### DIRECTIONS FOR THIS TASK
Arrange the lines starting at the one containing "view-all-link[interactable]: 查看全部 —" and ending at the one containing "size-link[interactable]: 统计 — [927, 455, 951, 469]" as a Markdown table with the columns Row and Line. Number the rows and skip any blank lines.

--- Start RECORDS SUPPLIED ---

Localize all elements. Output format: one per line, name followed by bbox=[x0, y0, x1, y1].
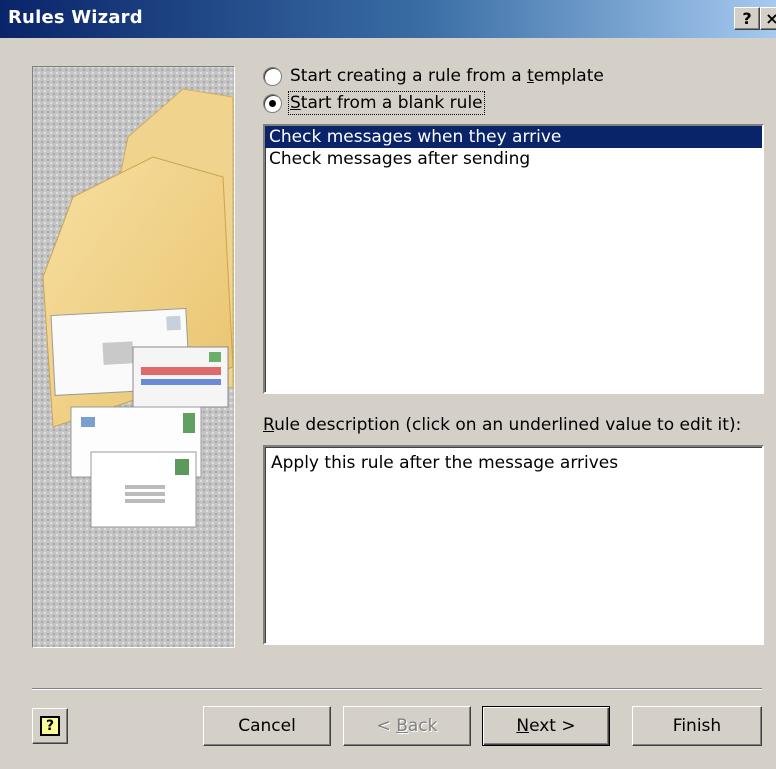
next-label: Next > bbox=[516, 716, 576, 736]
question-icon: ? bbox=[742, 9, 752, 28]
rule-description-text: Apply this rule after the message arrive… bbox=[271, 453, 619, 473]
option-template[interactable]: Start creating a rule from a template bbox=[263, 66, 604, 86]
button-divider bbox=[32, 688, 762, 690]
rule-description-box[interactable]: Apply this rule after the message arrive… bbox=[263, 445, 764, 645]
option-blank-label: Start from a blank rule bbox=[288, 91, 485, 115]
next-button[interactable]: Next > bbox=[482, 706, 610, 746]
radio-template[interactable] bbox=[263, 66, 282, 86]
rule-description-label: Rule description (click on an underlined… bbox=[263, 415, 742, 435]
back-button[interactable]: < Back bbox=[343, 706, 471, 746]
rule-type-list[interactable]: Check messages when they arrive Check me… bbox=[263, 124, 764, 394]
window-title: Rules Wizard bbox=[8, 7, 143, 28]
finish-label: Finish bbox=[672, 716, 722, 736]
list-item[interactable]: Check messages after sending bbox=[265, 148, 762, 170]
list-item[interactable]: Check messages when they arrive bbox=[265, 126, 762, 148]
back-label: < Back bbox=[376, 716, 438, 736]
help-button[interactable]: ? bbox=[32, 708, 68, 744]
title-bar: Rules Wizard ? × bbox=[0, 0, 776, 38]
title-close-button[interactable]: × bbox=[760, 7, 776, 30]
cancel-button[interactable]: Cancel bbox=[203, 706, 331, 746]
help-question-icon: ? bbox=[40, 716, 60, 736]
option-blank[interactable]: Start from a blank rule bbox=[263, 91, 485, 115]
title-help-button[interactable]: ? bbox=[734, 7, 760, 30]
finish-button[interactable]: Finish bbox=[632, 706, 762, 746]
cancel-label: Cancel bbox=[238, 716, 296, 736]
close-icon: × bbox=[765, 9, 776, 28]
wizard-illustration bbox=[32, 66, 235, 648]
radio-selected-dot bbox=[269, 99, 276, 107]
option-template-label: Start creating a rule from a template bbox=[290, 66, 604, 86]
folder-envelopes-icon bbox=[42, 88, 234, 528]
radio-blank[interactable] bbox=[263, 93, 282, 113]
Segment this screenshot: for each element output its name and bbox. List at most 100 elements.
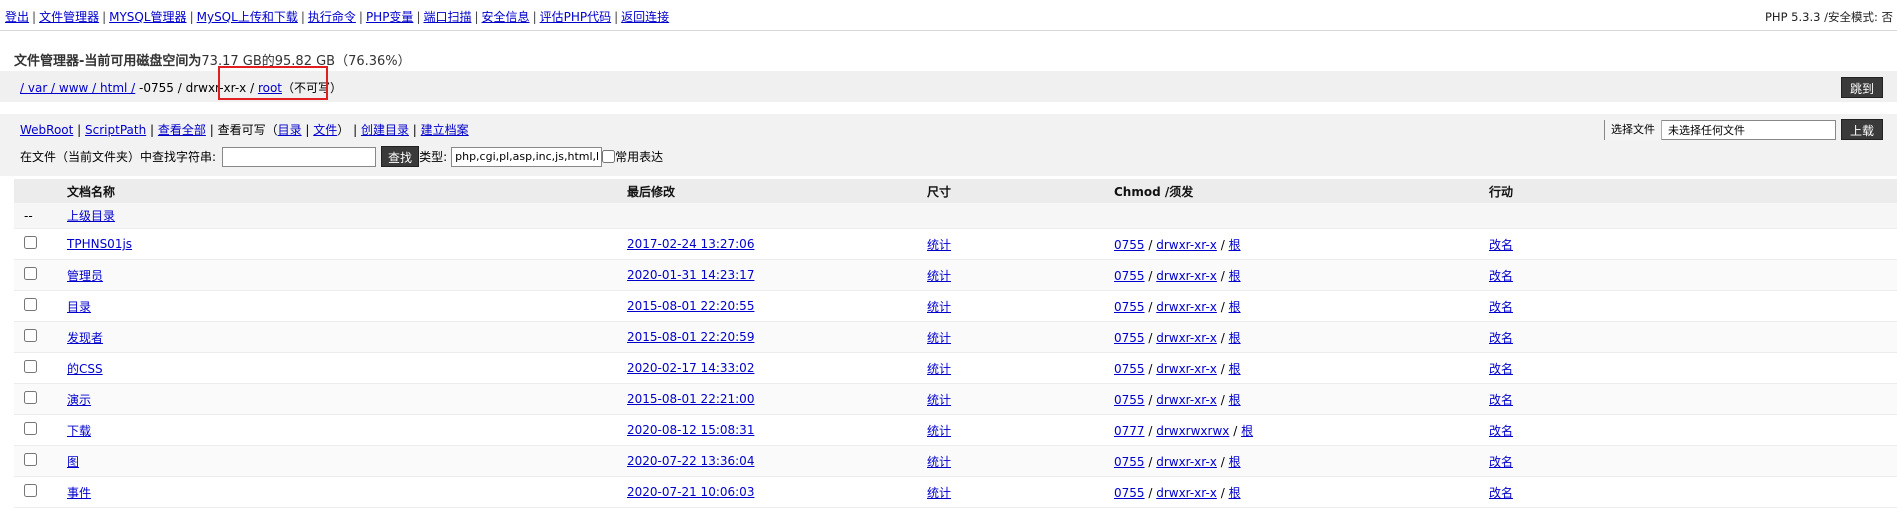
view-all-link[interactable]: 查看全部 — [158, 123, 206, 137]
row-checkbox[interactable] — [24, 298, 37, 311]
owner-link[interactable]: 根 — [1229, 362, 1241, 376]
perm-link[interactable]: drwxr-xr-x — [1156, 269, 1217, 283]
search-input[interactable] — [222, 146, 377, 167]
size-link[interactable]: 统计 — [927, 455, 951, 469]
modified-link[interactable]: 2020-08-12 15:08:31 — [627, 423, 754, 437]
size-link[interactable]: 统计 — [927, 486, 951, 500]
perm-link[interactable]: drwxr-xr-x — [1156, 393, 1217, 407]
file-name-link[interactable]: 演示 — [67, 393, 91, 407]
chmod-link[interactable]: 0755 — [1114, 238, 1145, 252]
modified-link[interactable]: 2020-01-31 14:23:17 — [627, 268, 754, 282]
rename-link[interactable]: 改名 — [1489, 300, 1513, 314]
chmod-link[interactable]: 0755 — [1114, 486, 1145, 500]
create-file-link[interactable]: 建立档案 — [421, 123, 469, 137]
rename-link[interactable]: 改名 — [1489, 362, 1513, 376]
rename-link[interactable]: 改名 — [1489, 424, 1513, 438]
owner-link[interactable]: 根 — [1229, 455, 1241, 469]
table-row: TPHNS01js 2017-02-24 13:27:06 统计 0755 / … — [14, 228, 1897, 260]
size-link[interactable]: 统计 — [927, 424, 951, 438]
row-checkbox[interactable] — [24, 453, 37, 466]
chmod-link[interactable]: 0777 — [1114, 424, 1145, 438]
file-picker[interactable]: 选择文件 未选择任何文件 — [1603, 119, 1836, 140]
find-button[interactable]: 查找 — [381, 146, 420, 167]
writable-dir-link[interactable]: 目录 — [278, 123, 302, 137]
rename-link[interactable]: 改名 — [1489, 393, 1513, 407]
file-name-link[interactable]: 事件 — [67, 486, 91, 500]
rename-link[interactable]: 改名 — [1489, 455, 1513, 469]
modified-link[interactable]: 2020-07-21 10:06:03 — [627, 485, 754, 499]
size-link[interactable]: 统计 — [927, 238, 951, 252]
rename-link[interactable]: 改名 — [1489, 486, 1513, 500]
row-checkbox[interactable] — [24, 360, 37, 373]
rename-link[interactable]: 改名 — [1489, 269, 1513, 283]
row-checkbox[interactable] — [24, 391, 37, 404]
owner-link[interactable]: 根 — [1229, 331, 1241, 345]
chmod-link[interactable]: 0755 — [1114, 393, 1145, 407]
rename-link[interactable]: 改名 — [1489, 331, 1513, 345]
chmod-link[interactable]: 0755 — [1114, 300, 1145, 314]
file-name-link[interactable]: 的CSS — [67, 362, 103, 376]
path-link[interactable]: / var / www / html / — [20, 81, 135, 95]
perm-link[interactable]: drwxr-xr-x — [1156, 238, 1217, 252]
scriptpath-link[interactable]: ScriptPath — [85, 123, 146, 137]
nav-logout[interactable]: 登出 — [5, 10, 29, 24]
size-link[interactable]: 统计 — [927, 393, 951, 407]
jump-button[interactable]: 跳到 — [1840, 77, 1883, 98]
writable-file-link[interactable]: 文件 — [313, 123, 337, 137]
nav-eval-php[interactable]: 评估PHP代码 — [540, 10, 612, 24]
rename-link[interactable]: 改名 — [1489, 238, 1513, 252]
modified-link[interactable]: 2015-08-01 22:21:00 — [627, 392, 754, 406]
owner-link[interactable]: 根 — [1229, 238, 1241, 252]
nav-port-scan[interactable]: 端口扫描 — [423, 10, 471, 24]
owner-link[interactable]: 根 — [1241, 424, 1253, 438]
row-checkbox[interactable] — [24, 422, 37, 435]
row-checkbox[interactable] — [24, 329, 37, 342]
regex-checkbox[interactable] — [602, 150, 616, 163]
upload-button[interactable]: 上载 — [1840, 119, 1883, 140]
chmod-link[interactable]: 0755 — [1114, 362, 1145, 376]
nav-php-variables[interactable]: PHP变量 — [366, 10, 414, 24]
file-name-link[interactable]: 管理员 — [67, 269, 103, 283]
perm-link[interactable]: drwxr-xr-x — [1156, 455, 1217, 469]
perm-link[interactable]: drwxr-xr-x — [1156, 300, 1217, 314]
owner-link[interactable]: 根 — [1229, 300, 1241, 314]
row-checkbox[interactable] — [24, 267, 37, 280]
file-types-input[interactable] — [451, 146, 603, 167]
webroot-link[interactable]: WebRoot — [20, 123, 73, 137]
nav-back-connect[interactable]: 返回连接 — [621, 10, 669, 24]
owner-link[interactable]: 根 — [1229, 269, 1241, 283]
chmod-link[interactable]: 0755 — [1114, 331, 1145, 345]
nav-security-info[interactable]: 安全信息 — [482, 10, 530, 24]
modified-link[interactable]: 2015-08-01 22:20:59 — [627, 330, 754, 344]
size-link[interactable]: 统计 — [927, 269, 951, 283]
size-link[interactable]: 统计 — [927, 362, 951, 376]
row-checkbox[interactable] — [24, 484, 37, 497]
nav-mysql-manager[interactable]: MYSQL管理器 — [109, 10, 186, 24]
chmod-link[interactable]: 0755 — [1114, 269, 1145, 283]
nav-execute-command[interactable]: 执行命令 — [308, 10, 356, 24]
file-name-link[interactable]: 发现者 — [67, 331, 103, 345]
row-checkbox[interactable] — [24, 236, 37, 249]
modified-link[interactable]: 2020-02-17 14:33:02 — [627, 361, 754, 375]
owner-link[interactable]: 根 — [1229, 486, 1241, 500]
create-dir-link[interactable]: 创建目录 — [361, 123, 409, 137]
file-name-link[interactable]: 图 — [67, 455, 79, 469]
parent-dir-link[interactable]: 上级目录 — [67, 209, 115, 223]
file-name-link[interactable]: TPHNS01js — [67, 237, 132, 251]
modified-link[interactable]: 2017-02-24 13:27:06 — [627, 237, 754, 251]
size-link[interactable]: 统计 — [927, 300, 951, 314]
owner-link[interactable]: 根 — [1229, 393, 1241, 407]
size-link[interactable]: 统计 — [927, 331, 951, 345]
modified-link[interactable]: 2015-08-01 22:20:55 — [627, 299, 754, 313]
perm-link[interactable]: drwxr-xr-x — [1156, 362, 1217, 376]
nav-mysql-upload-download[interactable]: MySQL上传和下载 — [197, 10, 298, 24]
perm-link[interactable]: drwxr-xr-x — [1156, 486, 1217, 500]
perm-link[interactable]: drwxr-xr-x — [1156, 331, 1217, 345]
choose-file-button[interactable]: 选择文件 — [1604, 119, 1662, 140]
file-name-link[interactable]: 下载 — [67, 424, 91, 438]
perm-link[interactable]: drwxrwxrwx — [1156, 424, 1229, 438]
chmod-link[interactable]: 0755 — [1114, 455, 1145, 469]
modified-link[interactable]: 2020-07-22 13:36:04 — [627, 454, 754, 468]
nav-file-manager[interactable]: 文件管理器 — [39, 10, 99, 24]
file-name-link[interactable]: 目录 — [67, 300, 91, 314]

--- End RECORDS SUPPLIED ---

### REPLY TO THE TASK
| Row | Line |
|---|---|
| 1 | view-all-link[interactable]: 查看全部 — [158, 123, 206, 137] |
| 2 | row-checkbox[interactable] — [24, 298, 37, 311] |
| 3 | owner-link[interactable]: 根 — [1229, 362, 1241, 376] |
| 4 | perm-link[interactable]: drwxr-xr-x — [1156, 269, 1217, 283] |
| 5 | search-input[interactable] — [222, 146, 377, 167] |
| 6 | size-link[interactable]: 统计 — [927, 455, 951, 469] |